▶ **What this task involves**: Set down the whole listing verbatim.

-- START Dataset excerpts --

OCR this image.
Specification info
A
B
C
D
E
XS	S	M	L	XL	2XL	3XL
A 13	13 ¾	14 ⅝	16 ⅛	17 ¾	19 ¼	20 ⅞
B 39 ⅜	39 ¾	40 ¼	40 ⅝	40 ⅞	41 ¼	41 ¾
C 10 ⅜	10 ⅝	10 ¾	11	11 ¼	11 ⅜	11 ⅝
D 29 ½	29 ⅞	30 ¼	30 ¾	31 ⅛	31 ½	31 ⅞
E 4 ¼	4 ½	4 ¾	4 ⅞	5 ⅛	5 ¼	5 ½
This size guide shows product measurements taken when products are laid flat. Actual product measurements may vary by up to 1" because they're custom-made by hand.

-- END Dataset excerpts --

▶ **Answer to this problem**:
OCR this image.
Specification info
A
B
C
D
E
XS	S	M	L	XL	2XL	3XL
A 13	13 ¾	14 ⅝	16 ⅛	17 ¾	19 ¼	20 ⅞
B 39 ⅜	39 ¾	40 ¼	40 ⅝	40 ⅞	41 ¼	41 ¾
C 10 ⅜	10 ⅝	10 ¾	11	11 ¼	11 ⅜	11 ⅝
D 29 ½	29 ⅞	30 ¼	30 ¾	31 ⅛	31 ½	31 ⅞
E 4 ¼	4 ½	4 ¾	4 ⅞	5 ⅛	5 ¼	5 ½
This size guide shows product measurements taken when products are laid flat. Actual product measurements may vary by up to 1" because they're custom-made by hand.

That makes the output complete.